- [Auszug]:

:::::

Wer nicht im Homeoffice arbeiten kann, dem muss die Firma einmal wöchentlich einen Test anbieten. Beschäftigte mit häufigem Kundenkontakt oder in körpernahen Dienstleistungen haben bislang das Recht auf zwei Tests pro Woche. Demnächst müssen generell zwei Tests pro Woche angeboten werden.
EINZELHANDEL
Läden des täglichen Bedarfs wie etwa Supermärkte oder Drogerien bleiben wie bisher unabhängig von der Inzidenz geöffnet - alle anderen werden geschlossen. Bei einer Inzidenz zwischen 100 und 150 ist allerdings Shoppen nach vorheriger Terminbuchung möglich. Voraussetzung ist unter anderem ein negativer Corona-Test. Ab einer Inzidenz von 150 soll nur noch das Abholen bestellter Waren möglich sein.

:::::

- [Bereitgestelltes Material]:
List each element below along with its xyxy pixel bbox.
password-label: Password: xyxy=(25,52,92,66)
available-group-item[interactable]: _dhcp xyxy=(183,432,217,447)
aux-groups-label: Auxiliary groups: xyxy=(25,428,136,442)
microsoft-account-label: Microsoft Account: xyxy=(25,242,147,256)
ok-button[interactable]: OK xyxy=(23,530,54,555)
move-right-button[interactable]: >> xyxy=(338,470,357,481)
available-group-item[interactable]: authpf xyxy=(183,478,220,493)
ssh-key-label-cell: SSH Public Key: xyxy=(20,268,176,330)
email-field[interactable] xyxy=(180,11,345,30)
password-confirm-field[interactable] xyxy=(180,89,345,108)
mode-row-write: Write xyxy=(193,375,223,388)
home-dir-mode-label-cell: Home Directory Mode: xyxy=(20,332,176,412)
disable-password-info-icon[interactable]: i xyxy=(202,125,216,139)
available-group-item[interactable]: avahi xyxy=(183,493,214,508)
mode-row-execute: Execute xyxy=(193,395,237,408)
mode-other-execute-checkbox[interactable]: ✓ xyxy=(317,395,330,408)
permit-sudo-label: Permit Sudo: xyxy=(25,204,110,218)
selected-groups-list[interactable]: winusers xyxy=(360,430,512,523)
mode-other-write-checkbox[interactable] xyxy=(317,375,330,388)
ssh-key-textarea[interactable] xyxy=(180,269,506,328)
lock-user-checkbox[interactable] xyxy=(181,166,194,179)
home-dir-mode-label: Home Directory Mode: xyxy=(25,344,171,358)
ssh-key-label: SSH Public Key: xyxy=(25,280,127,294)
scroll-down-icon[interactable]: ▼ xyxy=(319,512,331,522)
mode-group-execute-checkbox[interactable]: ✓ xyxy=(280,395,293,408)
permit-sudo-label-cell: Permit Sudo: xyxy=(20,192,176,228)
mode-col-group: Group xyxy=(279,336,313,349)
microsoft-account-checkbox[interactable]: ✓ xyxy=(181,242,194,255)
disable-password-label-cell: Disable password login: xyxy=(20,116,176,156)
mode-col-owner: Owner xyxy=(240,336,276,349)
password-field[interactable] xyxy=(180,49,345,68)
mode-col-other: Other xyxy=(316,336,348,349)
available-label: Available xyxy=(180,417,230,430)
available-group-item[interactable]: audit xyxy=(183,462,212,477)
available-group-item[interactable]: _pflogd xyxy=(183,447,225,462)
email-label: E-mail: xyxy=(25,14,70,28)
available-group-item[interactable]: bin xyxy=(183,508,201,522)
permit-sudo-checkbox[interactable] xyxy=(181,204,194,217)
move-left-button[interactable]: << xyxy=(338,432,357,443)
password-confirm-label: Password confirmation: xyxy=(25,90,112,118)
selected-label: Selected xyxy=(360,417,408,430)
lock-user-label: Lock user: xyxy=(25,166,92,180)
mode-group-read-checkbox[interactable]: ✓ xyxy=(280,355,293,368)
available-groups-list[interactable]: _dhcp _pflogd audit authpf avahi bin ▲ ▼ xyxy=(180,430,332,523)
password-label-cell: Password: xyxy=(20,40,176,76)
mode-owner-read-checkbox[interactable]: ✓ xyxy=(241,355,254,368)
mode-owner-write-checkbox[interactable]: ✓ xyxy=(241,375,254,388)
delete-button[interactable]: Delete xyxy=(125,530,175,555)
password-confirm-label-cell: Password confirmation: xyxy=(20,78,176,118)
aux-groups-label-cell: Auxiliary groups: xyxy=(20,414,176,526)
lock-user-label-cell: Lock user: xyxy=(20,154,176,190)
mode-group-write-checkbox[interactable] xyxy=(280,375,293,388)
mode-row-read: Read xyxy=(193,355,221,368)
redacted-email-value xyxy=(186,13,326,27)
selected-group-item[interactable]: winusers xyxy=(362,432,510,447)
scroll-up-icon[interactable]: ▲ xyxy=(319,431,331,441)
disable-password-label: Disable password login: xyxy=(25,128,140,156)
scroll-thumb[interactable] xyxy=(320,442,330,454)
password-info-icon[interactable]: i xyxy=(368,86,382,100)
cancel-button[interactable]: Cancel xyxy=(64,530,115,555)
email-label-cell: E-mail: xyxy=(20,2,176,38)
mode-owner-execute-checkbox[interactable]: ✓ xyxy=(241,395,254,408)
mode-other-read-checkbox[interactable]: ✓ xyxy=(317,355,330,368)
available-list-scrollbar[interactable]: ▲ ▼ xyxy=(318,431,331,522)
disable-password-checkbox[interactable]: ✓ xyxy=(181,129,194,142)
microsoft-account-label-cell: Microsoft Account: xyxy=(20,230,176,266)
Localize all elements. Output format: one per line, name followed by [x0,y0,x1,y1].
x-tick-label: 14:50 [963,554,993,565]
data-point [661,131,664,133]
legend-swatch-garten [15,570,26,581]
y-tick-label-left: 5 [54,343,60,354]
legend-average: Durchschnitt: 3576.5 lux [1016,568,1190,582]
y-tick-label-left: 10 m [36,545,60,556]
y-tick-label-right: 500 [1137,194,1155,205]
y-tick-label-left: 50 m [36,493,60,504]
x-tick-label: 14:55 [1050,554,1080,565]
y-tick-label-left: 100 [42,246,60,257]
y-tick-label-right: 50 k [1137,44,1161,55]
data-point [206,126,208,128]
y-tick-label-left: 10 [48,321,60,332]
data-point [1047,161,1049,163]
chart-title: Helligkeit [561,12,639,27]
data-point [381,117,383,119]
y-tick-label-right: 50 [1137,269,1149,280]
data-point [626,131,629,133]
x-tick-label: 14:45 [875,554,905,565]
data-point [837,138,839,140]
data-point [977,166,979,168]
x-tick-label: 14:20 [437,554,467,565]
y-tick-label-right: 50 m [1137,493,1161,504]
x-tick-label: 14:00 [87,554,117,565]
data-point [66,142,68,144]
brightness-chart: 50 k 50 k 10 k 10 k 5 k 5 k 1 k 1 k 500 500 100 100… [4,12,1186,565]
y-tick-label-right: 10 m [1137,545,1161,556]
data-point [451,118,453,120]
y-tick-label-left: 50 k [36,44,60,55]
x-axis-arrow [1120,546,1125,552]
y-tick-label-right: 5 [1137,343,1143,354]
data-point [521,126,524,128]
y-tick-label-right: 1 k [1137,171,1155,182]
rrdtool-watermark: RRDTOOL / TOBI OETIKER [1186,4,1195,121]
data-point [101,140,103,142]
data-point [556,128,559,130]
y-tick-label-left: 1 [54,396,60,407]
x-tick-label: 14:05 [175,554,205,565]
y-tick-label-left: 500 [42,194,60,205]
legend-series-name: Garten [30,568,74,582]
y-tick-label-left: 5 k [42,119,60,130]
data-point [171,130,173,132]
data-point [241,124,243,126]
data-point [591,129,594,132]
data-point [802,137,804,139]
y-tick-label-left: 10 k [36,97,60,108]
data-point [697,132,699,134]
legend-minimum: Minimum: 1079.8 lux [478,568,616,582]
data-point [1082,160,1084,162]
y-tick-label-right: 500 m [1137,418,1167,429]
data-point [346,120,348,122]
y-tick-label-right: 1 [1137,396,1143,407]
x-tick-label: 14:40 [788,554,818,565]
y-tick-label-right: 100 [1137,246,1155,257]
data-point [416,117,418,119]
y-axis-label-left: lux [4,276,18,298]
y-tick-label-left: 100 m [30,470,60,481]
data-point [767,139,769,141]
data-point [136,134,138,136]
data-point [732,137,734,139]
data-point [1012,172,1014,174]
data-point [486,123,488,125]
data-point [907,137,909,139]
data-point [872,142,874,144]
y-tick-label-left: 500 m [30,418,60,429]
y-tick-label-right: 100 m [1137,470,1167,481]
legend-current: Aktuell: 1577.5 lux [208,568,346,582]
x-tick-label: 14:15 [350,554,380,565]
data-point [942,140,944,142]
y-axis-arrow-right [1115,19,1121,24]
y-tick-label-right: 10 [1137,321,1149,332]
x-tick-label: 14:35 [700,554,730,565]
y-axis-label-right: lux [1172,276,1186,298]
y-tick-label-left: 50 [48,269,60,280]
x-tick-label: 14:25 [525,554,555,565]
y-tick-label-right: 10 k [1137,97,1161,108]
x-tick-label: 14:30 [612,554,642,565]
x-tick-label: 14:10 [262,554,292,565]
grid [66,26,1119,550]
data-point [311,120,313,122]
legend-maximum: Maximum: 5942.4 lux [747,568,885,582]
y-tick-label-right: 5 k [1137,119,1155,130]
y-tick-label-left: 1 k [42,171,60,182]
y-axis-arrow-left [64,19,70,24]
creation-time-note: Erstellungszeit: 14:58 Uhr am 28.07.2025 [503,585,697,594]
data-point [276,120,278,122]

:::::

- [Deine Aufgabe]:
Schreib aus dem Auszug zu den Corona-Regeln die Stelle ab, die mit „EINZELHANDEL“ anfängt und bis „Waren möglich sein.“ reicht. Die Zeilen werden hier nicht gebraucht.

- [Deine Lösung]:
EINZELHANDEL
Läden des täglichen Bedarfs wie etwa Supermärkte oder Drogerien bleiben wie bisher unabhängig von der Inzidenz geöffnet - alle anderen werden geschlossen. Bei einer Inzidenz zwischen 100 und 150 ist allerdings Shoppen nach vorheriger Terminbuchung möglich. Voraussetzung ist unter anderem ein negativer Corona-Test. Ab einer Inzidenz von 150 soll nur noch das Abholen bestellter Waren möglich sein.